* [Exercise input]
_ _ _ _ _

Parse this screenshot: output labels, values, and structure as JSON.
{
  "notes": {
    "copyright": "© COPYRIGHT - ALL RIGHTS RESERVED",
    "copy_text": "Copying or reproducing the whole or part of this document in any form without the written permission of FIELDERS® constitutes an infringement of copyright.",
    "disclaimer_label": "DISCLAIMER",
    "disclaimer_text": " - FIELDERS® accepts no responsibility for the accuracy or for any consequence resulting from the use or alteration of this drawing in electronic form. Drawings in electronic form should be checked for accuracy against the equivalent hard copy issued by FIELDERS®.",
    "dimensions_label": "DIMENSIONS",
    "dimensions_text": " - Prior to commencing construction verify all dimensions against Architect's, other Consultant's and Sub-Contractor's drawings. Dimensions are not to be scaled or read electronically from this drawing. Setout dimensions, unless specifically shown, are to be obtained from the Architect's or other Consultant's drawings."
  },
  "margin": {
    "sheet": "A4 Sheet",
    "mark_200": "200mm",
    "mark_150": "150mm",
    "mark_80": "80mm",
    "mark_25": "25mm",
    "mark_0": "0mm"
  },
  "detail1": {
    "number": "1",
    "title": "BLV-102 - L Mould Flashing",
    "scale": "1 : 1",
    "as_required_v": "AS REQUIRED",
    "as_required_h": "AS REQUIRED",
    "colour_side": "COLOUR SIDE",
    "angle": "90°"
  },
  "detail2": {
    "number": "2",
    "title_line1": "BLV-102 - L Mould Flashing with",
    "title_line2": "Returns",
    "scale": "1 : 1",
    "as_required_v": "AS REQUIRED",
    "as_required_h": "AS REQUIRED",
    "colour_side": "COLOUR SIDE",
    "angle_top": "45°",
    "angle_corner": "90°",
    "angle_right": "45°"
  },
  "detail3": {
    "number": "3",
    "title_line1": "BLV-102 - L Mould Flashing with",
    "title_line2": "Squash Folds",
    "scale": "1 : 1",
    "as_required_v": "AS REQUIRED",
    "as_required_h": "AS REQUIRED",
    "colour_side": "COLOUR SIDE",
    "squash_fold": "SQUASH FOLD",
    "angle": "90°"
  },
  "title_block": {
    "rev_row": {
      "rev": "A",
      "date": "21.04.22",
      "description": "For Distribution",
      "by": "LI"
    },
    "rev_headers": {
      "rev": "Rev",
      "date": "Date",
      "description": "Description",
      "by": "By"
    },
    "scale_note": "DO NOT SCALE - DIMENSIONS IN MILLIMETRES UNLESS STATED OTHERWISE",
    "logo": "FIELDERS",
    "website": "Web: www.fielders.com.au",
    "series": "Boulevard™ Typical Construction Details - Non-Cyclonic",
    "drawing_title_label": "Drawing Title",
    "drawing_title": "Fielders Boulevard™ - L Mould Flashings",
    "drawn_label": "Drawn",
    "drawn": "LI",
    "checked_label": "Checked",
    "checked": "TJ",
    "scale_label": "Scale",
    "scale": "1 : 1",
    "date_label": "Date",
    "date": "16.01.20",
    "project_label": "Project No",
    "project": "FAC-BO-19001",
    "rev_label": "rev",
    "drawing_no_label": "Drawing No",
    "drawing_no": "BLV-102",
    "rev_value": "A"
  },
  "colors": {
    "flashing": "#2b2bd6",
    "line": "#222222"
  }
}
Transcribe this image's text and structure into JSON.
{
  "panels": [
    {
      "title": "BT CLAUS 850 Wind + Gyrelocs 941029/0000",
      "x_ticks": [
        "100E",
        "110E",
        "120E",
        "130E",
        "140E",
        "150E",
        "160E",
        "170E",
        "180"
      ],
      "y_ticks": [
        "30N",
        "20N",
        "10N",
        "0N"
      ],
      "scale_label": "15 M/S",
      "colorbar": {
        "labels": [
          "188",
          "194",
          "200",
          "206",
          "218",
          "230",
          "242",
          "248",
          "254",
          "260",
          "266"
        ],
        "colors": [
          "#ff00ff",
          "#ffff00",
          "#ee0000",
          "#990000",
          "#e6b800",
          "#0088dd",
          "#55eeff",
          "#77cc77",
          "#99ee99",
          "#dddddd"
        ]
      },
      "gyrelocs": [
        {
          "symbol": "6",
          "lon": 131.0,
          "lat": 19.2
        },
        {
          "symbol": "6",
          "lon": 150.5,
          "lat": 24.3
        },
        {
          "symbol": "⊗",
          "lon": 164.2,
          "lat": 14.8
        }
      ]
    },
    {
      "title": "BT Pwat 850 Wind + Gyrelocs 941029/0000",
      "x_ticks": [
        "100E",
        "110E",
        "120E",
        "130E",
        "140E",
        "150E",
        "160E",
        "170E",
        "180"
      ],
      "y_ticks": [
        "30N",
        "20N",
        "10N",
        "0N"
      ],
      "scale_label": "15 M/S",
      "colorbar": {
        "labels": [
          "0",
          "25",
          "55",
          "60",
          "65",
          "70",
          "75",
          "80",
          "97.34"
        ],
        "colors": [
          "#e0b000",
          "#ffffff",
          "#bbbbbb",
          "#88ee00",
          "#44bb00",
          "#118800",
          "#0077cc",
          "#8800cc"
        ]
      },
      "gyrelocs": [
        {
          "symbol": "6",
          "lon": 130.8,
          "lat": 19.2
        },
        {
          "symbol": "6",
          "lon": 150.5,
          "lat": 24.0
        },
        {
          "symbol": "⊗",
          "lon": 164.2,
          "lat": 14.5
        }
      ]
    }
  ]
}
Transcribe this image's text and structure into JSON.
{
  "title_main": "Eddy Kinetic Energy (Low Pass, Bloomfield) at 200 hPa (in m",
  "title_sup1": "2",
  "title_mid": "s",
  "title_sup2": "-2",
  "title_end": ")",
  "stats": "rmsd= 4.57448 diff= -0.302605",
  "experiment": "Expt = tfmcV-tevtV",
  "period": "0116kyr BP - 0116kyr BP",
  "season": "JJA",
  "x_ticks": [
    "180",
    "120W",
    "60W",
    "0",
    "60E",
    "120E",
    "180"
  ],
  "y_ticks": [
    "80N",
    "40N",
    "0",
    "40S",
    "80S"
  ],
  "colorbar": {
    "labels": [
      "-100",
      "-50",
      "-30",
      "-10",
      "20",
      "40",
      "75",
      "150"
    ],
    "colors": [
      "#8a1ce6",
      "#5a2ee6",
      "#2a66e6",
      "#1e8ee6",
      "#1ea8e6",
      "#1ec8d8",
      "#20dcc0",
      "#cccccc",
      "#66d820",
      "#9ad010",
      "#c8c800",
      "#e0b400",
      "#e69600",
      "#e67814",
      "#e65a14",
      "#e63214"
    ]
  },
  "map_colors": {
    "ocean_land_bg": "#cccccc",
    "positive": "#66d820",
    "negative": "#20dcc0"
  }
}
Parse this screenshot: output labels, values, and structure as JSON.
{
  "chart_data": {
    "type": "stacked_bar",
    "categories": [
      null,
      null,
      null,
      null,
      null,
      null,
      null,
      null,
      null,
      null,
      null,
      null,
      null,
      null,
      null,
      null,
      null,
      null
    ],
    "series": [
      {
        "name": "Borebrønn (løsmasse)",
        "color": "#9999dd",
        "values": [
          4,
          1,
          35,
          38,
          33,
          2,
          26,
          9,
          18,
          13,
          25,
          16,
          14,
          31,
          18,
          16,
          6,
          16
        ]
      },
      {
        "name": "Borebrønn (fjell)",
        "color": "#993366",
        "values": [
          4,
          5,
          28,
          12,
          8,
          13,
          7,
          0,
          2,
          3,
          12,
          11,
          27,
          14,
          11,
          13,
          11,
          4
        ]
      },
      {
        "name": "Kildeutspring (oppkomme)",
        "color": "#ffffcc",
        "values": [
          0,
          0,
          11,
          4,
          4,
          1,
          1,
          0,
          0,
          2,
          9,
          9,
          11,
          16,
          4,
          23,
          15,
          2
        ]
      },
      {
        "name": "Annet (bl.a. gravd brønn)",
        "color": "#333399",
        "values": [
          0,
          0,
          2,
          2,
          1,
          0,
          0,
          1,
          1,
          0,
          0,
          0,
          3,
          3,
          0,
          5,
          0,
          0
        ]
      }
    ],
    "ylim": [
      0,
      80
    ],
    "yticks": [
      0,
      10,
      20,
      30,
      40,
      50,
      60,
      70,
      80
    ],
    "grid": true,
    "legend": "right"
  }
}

_ _ _ _ _

* [What you will do]
Select every line where the word "Boulevard" occurs.

* [Task result]
    "series": "Boulevard™ Typical Construction Details - Non-Cyclonic",
    "drawing_title": "Fielders Boulevard™ - L Mould Flashings",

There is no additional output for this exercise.